▶ Work to do
Reproduce all of the listing below without alteration.

___ Record list ___

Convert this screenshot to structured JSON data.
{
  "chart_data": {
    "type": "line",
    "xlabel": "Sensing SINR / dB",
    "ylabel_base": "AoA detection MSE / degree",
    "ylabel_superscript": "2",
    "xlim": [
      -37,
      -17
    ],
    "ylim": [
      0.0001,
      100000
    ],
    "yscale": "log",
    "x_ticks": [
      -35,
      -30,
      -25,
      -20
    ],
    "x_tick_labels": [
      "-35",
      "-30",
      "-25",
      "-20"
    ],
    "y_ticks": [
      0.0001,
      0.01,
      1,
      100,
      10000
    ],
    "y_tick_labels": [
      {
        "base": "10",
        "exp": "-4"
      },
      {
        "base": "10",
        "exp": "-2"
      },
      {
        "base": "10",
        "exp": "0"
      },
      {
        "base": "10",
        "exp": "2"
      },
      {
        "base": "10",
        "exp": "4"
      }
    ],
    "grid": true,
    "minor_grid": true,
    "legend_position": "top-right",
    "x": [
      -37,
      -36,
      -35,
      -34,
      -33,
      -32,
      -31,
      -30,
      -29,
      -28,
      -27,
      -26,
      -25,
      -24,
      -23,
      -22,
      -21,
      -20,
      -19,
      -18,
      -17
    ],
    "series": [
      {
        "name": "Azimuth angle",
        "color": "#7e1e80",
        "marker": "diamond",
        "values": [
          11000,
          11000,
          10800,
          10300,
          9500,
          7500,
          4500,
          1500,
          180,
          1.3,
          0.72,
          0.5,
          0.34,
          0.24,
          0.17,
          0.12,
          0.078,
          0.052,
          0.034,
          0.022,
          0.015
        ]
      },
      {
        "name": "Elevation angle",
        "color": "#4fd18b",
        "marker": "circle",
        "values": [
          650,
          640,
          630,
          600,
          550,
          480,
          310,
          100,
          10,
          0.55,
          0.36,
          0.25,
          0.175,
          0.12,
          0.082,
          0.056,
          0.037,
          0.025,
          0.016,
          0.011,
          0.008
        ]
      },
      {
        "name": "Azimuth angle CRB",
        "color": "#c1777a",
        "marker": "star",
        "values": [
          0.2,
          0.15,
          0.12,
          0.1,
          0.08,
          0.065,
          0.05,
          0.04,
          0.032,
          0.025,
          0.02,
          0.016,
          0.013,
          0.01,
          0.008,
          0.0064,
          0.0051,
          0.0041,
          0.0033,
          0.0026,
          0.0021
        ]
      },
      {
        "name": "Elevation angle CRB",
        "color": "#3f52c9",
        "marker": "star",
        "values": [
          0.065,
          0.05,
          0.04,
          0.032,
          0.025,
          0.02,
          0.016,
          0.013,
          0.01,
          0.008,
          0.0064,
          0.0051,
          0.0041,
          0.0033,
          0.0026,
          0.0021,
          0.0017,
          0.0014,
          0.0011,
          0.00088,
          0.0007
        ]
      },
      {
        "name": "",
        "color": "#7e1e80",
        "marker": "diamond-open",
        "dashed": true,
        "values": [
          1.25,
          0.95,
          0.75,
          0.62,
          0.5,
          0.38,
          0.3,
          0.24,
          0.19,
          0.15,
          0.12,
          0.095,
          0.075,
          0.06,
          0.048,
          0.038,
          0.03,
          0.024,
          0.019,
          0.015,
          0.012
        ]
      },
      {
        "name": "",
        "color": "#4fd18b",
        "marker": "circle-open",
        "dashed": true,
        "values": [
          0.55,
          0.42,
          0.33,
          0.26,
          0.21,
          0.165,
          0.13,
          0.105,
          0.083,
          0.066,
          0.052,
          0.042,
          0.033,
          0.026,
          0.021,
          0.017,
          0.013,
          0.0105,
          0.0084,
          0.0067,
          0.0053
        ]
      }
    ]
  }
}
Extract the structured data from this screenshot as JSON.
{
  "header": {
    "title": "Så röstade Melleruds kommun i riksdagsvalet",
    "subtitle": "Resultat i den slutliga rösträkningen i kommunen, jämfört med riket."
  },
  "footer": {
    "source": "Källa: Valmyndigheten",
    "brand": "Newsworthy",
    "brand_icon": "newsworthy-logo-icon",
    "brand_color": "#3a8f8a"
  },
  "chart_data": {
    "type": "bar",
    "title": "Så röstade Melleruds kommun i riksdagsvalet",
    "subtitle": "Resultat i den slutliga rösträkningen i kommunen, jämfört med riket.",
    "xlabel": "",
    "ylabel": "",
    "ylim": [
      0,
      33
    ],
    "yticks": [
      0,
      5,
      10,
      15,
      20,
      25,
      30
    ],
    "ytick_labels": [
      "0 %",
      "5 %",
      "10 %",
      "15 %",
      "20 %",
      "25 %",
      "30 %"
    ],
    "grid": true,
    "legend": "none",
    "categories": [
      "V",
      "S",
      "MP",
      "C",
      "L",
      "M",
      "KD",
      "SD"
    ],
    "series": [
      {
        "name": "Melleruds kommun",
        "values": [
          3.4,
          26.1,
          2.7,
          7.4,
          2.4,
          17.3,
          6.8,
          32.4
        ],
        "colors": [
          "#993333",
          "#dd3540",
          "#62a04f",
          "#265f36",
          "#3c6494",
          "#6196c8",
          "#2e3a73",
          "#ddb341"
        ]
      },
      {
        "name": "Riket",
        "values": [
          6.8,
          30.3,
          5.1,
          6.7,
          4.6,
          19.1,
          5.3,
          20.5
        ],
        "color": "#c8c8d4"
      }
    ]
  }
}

___

▶ Task answer
Convert this screenshot to structured JSON data.
{
  "chart_data": {
    "type": "line",
    "xlabel": "Sensing SINR / dB",
    "ylabel_base": "AoA detection MSE / degree",
    "ylabel_superscript": "2",
    "xlim": [
      -37,
      -17
    ],
    "ylim": [
      0.0001,
      100000
    ],
    "yscale": "log",
    "x_ticks": [
      -35,
      -30,
      -25,
      -20
    ],
    "x_tick_labels": [
      "-35",
      "-30",
      "-25",
      "-20"
    ],
    "y_ticks": [
      0.0001,
      0.01,
      1,
      100,
      10000
    ],
    "y_tick_labels": [
      {
        "base": "10",
        "exp": "-4"
      },
      {
        "base": "10",
        "exp": "-2"
      },
      {
        "base": "10",
        "exp": "0"
      },
      {
        "base": "10",
        "exp": "2"
      },
      {
        "base": "10",
        "exp": "4"
      }
    ],
    "grid": true,
    "minor_grid": true,
    "legend_position": "top-right",
    "x": [
      -37,
      -36,
      -35,
      -34,
      -33,
      -32,
      -31,
      -30,
      -29,
      -28,
      -27,
      -26,
      -25,
      -24,
      -23,
      -22,
      -21,
      -20,
      -19,
      -18,
      -17
    ],
    "series": [
      {
        "name": "Azimuth angle",
        "color": "#7e1e80",
        "marker": "diamond",
        "values": [
          11000,
          11000,
          10800,
          10300,
          9500,
          7500,
          4500,
          1500,
          180,
          1.3,
          0.72,
          0.5,
          0.34,
          0.24,
          0.17,
          0.12,
          0.078,
          0.052,
          0.034,
          0.022,
          0.015
        ]
      },
      {
        "name": "Elevation angle",
        "color": "#4fd18b",
        "marker": "circle",
        "values": [
          650,
          640,
          630,
          600,
          550,
          480,
          310,
          100,
          10,
          0.55,
          0.36,
          0.25,
          0.175,
          0.12,
          0.082,
          0.056,
          0.037,
          0.025,
          0.016,
          0.011,
          0.008
        ]
      },
      {
        "name": "Azimuth angle CRB",
        "color": "#c1777a",
        "marker": "star",
        "values": [
          0.2,
          0.15,
          0.12,
          0.1,
          0.08,
          0.065,
          0.05,
          0.04,
          0.032,
          0.025,
          0.02,
          0.016,
          0.013,
          0.01,
          0.008,
          0.0064,
          0.0051,
          0.0041,
          0.0033,
          0.0026,
          0.0021
        ]
      },
      {
        "name": "Elevation angle CRB",
        "color": "#3f52c9",
        "marker": "star",
        "values": [
          0.065,
          0.05,
          0.04,
          0.032,
          0.025,
          0.02,
          0.016,
          0.013,
          0.01,
          0.008,
          0.0064,
          0.0051,
          0.0041,
          0.0033,
          0.0026,
          0.0021,
          0.0017,
          0.0014,
          0.0011,
          0.00088,
          0.0007
        ]
      },
      {
        "name": "",
        "color": "#7e1e80",
        "marker": "diamond-open",
        "dashed": true,
        "values": [
          1.25,
          0.95,
          0.75,
          0.62,
          0.5,
          0.38,
          0.3,
          0.24,
          0.19,
          0.15,
          0.12,
          0.095,
          0.075,
          0.06,
          0.048,
          0.038,
          0.03,
          0.024,
          0.019,
          0.015,
          0.012
        ]
      },
      {
        "name": "",
        "color": "#4fd18b",
        "marker": "circle-open",
        "dashed": true,
        "values": [
          0.55,
          0.42,
          0.33,
          0.26,
          0.21,
          0.165,
          0.13,
          0.105,
          0.083,
          0.066,
          0.052,
          0.042,
          0.033,
          0.026,
          0.021,
          0.017,
          0.013,
          0.0105,
          0.0084,
          0.0067,
          0.0053
        ]
      }
    ]
  }
}
Extract the structured data from this screenshot as JSON.
{
  "header": {
    "title": "Så röstade Melleruds kommun i riksdagsvalet",
    "subtitle": "Resultat i den slutliga rösträkningen i kommunen, jämfört med riket."
  },
  "footer": {
    "source": "Källa: Valmyndigheten",
    "brand": "Newsworthy",
    "brand_icon": "newsworthy-logo-icon",
    "brand_color": "#3a8f8a"
  },
  "chart_data": {
    "type": "bar",
    "title": "Så röstade Melleruds kommun i riksdagsvalet",
    "subtitle": "Resultat i den slutliga rösträkningen i kommunen, jämfört med riket.",
    "xlabel": "",
    "ylabel": "",
    "ylim": [
      0,
      33
    ],
    "yticks": [
      0,
      5,
      10,
      15,
      20,
      25,
      30
    ],
    "ytick_labels": [
      "0 %",
      "5 %",
      "10 %",
      "15 %",
      "20 %",
      "25 %",
      "30 %"
    ],
    "grid": true,
    "legend": "none",
    "categories": [
      "V",
      "S",
      "MP",
      "C",
      "L",
      "M",
      "KD",
      "SD"
    ],
    "series": [
      {
        "name": "Melleruds kommun",
        "values": [
          3.4,
          26.1,
          2.7,
          7.4,
          2.4,
          17.3,
          6.8,
          32.4
        ],
        "colors": [
          "#993333",
          "#dd3540",
          "#62a04f",
          "#265f36",
          "#3c6494",
          "#6196c8",
          "#2e3a73",
          "#ddb341"
        ]
      },
      {
        "name": "Riket",
        "values": [
          6.8,
          30.3,
          5.1,
          6.7,
          4.6,
          19.1,
          5.3,
          20.5
        ],
        "color": "#c8c8d4"
      }
    ]
  }
}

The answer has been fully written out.